▸ Data for the task
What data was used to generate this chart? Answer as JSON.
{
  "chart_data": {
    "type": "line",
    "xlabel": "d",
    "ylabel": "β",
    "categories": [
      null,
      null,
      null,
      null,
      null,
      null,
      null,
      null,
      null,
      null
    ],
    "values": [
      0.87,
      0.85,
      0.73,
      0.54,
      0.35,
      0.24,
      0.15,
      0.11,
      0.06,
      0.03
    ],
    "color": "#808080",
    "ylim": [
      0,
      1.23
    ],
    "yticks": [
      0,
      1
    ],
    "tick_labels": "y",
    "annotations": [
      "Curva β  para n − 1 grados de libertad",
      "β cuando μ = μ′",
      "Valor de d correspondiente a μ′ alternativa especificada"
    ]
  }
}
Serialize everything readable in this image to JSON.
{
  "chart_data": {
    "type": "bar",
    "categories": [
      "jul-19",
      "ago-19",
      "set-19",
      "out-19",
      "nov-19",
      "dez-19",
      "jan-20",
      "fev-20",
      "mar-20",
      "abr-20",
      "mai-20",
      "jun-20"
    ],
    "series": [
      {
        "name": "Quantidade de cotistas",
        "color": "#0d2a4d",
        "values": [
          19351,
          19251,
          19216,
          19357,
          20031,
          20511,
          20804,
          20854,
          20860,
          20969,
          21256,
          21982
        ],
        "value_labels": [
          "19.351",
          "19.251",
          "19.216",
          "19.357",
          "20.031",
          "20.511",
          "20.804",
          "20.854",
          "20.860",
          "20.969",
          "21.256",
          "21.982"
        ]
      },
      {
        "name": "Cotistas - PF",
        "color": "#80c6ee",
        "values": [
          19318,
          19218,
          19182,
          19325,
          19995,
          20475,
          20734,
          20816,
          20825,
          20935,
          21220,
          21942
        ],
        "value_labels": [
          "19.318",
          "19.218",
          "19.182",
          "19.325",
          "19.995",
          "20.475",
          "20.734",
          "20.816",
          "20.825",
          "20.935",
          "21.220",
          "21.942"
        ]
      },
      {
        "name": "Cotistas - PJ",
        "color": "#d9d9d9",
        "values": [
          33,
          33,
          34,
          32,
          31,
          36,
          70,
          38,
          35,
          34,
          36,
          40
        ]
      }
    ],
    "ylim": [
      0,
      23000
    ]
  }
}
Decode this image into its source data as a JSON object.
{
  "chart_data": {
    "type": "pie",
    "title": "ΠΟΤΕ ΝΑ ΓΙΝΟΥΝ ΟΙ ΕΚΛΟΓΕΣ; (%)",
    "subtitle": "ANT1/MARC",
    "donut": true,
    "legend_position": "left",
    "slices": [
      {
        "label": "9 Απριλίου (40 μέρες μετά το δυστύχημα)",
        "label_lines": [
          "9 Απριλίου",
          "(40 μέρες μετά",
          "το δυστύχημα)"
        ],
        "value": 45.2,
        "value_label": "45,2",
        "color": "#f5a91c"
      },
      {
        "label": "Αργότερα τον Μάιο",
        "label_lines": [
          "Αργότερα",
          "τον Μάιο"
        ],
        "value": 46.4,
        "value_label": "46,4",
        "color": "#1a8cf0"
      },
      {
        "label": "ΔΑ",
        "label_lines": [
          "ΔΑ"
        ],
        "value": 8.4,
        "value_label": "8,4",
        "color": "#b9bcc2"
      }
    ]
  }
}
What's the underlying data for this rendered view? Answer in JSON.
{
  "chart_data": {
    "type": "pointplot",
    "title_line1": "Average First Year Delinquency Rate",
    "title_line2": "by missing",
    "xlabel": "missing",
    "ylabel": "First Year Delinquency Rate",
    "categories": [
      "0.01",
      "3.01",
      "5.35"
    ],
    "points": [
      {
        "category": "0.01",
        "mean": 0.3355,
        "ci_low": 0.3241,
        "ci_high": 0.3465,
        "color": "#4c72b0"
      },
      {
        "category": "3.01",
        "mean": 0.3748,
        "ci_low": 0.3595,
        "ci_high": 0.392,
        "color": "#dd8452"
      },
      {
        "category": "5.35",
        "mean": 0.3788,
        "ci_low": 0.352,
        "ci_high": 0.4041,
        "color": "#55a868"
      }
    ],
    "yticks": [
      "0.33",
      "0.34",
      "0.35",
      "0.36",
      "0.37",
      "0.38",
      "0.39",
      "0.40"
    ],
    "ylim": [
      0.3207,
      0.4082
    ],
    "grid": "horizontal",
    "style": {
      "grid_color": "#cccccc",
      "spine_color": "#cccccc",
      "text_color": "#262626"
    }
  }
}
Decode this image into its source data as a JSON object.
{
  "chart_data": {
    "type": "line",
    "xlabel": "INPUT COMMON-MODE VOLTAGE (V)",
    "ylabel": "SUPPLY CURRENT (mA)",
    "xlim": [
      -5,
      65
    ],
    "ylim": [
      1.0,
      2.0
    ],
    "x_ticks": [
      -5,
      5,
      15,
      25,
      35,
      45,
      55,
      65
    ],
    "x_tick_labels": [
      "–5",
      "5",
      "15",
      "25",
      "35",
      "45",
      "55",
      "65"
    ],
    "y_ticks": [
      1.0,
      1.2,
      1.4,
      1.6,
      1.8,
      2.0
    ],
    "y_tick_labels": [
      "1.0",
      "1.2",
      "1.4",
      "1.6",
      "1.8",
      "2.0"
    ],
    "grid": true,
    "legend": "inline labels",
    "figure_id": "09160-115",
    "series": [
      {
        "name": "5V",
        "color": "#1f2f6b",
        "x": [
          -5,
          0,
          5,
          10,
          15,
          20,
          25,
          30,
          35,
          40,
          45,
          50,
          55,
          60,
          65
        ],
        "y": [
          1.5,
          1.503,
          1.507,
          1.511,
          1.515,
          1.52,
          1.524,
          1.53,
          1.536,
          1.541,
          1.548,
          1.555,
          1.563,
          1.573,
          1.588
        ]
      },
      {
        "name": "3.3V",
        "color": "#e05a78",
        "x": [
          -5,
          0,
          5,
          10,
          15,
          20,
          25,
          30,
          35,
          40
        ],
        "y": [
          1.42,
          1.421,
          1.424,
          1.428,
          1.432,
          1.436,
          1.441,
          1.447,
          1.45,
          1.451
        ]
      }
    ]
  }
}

▸ The exercise
Only a number is wanted: how many lines of the data above contain "name"?

▸ Reply
5